选文
===============

介绍一下线程中基本的方法使用
线程睡眠sleep()
Thread.sleep(毫秒);我们可以通过sleep方法设置让线程睡眠。可以看到sleep是个静态方法
public static native void sleep(long var0) throws InterruptedException;
try {
System.out.println(new Date().getSeconds());
Thread.sleep(5000);
System.out.println(new Date().getSeconds());
} catch (InterruptedException e) {
e.printStackTrace();
}
setDaemon守护线程
非守护线程停止,那么守护线程自动退出
public static void main(String[] args) {
Thread thread1 = new Thread() {
@Override
public void run() {
super.run();
for(int i = 0; i < 5; i ++) {
System.out.println("非守护线程");
}
}
};
Thread thread2 = new Thread() {
@Override
public void run() {
for(int i = 0; i < 200; i ++) {
System.out.println("守护线程");
}
}
};
thread2.setDaemon(true);
thread1.start();
thread2.start();
}
可以很明显的看到thread2本应该执行200次输出,但是这里只输出了几行。因为当thread1执行完毕后,thread2作为守护线程就自动停止了。
多线程join
如果执行了join方法,那么停止当前线程,先跑执行了join()的线程。相当于插队执行。如下,在执行thread2线程的时候,如果i==20的时候,则让thread1插队先执行
public static void main(String[] args) {
final Thread thread1 = new Thread() {
@Override
public void run() {
super.run();
for(int i = 0; i < 500; i ++) {
System.out.println("thread1---" + i);
}
}
};
Thread thread2 = new Thread() {
@Override
public void run() {
for(int i = 0; i < 200; i ++) {
if (i == 20) {
try {
//插队执行
thread1.join();
} catch (InterruptedException e) {
e.printStackTrace();
}
}
System.out.println(i);
}
}
};
thread1.start();
thread2.start();
}
join()方法也可以传参数long 毫秒 join(毫秒)

===============

练习题目 A
判断下列三句话是否与选文相符,逐条回答“是”或“否”,并原样引用选文中起决定作用的文字:(i) sleep是静态方法;(ii) 守护线程停止后,非守护线程会自动退出;(iii) join()方法不能传入参数。

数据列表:
===============

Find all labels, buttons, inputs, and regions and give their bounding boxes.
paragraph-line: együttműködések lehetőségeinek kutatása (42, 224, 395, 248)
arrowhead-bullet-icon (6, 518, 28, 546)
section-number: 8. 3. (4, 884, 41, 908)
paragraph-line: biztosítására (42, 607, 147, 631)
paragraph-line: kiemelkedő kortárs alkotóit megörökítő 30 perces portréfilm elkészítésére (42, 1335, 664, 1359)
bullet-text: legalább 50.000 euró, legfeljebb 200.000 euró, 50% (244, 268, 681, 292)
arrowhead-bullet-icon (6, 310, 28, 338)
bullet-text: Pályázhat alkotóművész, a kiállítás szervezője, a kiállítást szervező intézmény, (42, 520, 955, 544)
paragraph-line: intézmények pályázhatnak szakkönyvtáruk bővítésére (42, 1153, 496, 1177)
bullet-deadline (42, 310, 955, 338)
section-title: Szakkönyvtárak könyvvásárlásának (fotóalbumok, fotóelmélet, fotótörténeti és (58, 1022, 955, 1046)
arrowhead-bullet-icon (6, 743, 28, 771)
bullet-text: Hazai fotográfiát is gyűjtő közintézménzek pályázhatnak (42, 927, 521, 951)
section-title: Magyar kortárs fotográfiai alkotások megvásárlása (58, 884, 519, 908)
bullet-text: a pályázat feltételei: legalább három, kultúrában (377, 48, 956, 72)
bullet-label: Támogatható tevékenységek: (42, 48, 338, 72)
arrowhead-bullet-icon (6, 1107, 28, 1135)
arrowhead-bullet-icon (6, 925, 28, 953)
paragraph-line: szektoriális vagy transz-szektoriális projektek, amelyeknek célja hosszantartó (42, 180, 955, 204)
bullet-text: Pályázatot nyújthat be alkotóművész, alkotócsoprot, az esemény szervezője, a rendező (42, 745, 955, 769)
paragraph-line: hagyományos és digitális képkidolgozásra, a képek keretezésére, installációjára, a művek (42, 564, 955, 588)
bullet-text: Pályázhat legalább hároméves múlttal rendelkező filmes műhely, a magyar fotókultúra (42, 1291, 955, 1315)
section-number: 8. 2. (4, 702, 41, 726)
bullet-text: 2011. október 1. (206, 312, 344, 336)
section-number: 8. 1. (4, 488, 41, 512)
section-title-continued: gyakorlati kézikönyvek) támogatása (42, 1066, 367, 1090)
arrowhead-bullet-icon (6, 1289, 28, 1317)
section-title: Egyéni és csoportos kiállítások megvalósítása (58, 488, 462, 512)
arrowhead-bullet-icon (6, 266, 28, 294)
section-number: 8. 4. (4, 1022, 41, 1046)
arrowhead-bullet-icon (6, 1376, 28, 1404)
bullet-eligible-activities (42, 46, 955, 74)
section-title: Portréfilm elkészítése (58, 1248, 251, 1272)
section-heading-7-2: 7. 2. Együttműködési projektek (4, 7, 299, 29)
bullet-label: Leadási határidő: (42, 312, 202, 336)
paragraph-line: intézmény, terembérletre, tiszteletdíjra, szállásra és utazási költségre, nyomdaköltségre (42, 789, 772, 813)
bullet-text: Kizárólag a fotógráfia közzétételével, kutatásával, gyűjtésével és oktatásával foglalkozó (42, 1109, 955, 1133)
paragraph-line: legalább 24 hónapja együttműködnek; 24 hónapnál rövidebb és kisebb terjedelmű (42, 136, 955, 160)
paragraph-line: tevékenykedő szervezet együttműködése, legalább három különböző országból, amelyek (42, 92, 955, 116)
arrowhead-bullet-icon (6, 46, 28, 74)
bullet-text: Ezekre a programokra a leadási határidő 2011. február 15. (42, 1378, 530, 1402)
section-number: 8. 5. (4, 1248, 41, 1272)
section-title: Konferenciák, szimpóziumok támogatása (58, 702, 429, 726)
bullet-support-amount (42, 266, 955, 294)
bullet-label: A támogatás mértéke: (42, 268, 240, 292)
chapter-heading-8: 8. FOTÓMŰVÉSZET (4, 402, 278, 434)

===============

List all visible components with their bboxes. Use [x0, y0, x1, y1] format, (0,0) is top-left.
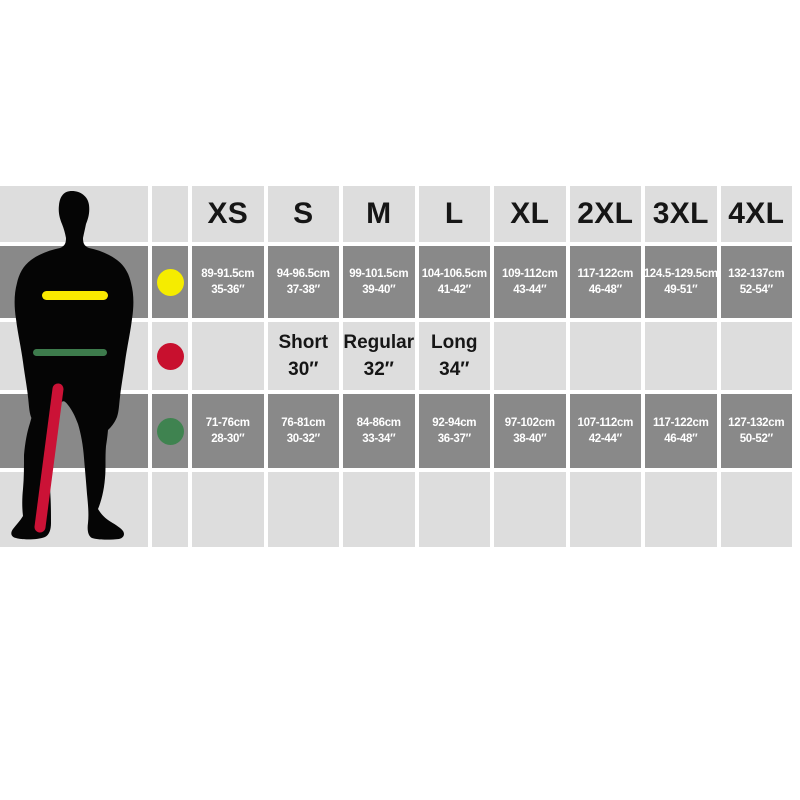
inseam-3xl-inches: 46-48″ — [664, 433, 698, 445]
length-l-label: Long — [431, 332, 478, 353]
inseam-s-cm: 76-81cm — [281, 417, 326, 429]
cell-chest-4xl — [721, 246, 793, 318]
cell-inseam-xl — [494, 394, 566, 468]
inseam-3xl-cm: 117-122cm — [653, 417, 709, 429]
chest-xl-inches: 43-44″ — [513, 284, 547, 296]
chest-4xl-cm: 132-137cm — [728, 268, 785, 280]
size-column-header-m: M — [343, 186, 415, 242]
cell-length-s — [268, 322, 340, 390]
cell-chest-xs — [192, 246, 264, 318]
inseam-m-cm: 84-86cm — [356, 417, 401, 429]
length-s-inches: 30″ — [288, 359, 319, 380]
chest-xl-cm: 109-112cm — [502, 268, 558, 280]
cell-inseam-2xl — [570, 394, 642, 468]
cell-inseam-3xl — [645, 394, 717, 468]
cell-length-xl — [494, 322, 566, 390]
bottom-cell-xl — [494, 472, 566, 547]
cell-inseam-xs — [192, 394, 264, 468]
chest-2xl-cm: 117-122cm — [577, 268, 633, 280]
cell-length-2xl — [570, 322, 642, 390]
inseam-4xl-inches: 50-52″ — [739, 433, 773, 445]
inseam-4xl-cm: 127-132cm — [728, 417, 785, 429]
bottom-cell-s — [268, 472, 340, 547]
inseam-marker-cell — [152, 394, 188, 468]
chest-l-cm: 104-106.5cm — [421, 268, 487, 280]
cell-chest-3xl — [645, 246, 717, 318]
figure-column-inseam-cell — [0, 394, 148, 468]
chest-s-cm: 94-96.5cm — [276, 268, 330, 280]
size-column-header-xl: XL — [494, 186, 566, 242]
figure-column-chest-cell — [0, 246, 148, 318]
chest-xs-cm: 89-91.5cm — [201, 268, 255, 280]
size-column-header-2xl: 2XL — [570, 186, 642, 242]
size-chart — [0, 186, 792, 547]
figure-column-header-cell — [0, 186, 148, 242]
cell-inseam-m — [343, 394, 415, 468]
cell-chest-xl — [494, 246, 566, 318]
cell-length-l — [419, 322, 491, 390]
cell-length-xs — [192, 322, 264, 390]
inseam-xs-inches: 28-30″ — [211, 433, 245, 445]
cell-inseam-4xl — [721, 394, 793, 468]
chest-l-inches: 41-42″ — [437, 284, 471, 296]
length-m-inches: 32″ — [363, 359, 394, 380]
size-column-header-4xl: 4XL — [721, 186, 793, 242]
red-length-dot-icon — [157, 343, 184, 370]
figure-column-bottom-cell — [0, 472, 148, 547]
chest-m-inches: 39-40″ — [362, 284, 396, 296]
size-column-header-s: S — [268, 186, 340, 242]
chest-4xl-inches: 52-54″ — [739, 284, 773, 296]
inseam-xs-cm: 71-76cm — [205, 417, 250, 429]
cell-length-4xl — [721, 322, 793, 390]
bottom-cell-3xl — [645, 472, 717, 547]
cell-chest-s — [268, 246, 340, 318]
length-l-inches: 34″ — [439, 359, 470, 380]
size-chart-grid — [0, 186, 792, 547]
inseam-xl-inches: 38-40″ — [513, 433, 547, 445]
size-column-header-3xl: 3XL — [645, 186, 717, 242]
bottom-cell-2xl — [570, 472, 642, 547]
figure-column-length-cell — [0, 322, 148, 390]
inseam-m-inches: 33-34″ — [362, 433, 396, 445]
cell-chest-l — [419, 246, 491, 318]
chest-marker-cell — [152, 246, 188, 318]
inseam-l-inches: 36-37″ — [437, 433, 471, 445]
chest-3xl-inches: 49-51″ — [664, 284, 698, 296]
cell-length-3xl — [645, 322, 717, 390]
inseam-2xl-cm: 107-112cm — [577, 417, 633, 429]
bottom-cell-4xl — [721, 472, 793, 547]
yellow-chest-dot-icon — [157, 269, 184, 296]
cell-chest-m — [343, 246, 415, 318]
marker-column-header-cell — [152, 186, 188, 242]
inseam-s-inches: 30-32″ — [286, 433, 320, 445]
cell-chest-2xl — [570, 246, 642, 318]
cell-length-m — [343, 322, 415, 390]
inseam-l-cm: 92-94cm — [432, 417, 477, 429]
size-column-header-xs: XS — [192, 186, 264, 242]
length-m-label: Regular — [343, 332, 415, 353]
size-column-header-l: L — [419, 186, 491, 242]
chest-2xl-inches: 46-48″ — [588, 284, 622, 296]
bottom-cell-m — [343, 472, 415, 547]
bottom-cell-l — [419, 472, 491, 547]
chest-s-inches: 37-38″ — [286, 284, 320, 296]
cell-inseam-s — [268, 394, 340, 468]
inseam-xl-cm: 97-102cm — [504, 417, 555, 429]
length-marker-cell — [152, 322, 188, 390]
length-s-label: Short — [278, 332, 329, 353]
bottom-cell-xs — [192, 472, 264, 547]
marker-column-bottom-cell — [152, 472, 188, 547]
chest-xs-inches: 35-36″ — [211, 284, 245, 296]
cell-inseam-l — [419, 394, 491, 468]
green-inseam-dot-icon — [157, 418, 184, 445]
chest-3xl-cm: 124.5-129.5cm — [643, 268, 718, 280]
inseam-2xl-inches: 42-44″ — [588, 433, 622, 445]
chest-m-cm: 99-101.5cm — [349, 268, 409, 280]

===============

练习题目 B
在数据列表中,从含有“inseam-3xl-inches: 46-48″ —”的一行起,到含有“cell-inseam-3xl — [645, 394, 717, 468]”的一行止,把其中的“inseam”全部替换为“leg”,其余内容不变,只写出这些行。

参考答案 A
(i) 是。“可以看到sleep是个静态方法”
(ii) 否。“非守护线程停止,那么守护线程自动退出”
(iii) 否。“join()方法也可以传参数long 毫秒 join(毫秒)”

参考答案 B
leg-3xl-inches: 46-48″ — [664, 433, 698, 445]
length-l-label: Long — [431, 332, 478, 353]
leg-s-cm: 76-81cm — [281, 417, 326, 429]
cell-chest-4xl — [721, 246, 793, 318]
cell-leg-xl — [494, 394, 566, 468]
leg-3xl-cm: 117-122cm — [653, 417, 709, 429]
chest-xl-inches: 43-44″ — [513, 284, 547, 296]
chest-4xl-cm: 132-137cm — [728, 268, 785, 280]
size-column-header-m: M — [343, 186, 415, 242]
cell-length-s — [268, 322, 340, 390]
cell-chest-xs — [192, 246, 264, 318]
leg-m-cm: 84-86cm — [356, 417, 401, 429]
length-s-inches: 30″ — [288, 359, 319, 380]
chest-xl-cm: 109-112cm — [502, 268, 558, 280]
cell-leg-2xl — [570, 394, 642, 468]
cell-leg-3xl — [645, 394, 717, 468]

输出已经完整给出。